=== GIVEN TASK ===
Which lines in the records below contain the word "content"? Copy each of them.

══ THE RECORDS ══

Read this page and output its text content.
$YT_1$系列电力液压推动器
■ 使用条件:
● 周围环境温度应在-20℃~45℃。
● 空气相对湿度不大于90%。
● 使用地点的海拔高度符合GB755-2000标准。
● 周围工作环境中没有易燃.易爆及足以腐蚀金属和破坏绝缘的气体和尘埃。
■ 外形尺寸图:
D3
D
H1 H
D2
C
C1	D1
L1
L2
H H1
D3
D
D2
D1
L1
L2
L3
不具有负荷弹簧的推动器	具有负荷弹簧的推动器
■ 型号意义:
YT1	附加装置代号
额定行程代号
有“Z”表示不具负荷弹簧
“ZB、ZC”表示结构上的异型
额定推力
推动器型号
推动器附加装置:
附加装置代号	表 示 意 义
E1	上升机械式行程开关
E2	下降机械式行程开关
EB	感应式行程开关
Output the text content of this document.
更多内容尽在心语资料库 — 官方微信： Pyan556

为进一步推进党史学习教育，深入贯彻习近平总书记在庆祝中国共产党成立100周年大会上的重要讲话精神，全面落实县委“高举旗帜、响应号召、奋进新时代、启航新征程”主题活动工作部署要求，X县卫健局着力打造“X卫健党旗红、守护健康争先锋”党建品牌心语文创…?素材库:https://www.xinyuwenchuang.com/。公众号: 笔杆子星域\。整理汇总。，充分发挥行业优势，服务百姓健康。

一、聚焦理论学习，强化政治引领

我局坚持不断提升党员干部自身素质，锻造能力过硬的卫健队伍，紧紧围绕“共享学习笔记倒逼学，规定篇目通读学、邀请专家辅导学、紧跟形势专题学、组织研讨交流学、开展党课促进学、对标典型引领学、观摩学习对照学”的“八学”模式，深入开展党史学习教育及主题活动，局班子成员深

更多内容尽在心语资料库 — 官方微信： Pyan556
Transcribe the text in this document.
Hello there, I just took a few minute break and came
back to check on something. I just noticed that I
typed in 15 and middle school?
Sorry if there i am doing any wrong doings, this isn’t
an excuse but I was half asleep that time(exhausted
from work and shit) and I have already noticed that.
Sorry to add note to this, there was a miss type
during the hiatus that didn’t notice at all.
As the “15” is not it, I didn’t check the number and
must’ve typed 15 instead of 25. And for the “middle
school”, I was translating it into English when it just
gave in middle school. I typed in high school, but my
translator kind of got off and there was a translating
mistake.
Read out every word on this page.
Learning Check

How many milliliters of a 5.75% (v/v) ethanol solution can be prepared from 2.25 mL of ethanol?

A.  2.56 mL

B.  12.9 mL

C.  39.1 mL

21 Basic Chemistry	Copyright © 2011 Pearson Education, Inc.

═══

=== SOLUTION TO THIS EXERCISE ===
Read this page and output its text content.
Output the text content of this document.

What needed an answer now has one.